— Work instructions —
Produce a word-for-word copy of the listing below without its pictures.

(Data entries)
____

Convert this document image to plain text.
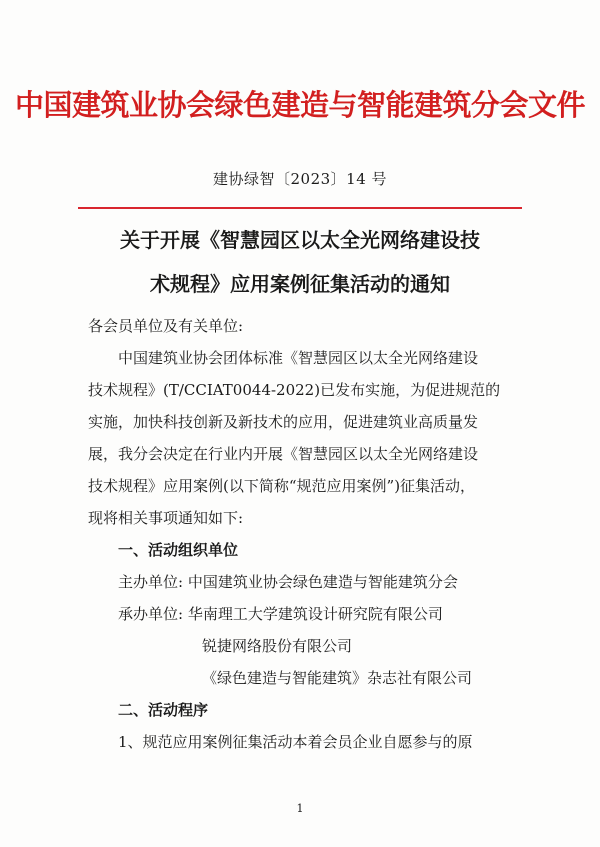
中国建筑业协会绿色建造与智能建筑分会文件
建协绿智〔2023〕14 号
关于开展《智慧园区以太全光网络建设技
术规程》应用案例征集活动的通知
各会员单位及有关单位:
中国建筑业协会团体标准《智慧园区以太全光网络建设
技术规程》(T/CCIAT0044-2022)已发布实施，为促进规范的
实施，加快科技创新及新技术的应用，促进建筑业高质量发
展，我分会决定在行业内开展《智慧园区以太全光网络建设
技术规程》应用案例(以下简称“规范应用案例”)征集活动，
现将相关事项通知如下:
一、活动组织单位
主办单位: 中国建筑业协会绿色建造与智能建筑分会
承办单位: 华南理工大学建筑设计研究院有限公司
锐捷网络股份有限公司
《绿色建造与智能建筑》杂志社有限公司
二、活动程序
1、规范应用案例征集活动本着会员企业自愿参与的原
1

____

— Response for this exercise —
Convert this document image to plain text.
中国建筑业协会绿色建造与智能建筑分会文件
建协绿智〔2023〕14 号
关于开展《智慧园区以太全光网络建设技
术规程》应用案例征集活动的通知
各会员单位及有关单位:
中国建筑业协会团体标准《智慧园区以太全光网络建设
技术规程》(T/CCIAT0044-2022)已发布实施，为促进规范的
实施，加快科技创新及新技术的应用，促进建筑业高质量发
展，我分会决定在行业内开展《智慧园区以太全光网络建设
技术规程》应用案例(以下简称“规范应用案例”)征集活动，
现将相关事项通知如下:
一、活动组织单位
主办单位: 中国建筑业协会绿色建造与智能建筑分会
承办单位: 华南理工大学建筑设计研究院有限公司
锐捷网络股份有限公司
《绿色建造与智能建筑》杂志社有限公司
二、活动程序
1、规范应用案例征集活动本着会员企业自愿参与的原
1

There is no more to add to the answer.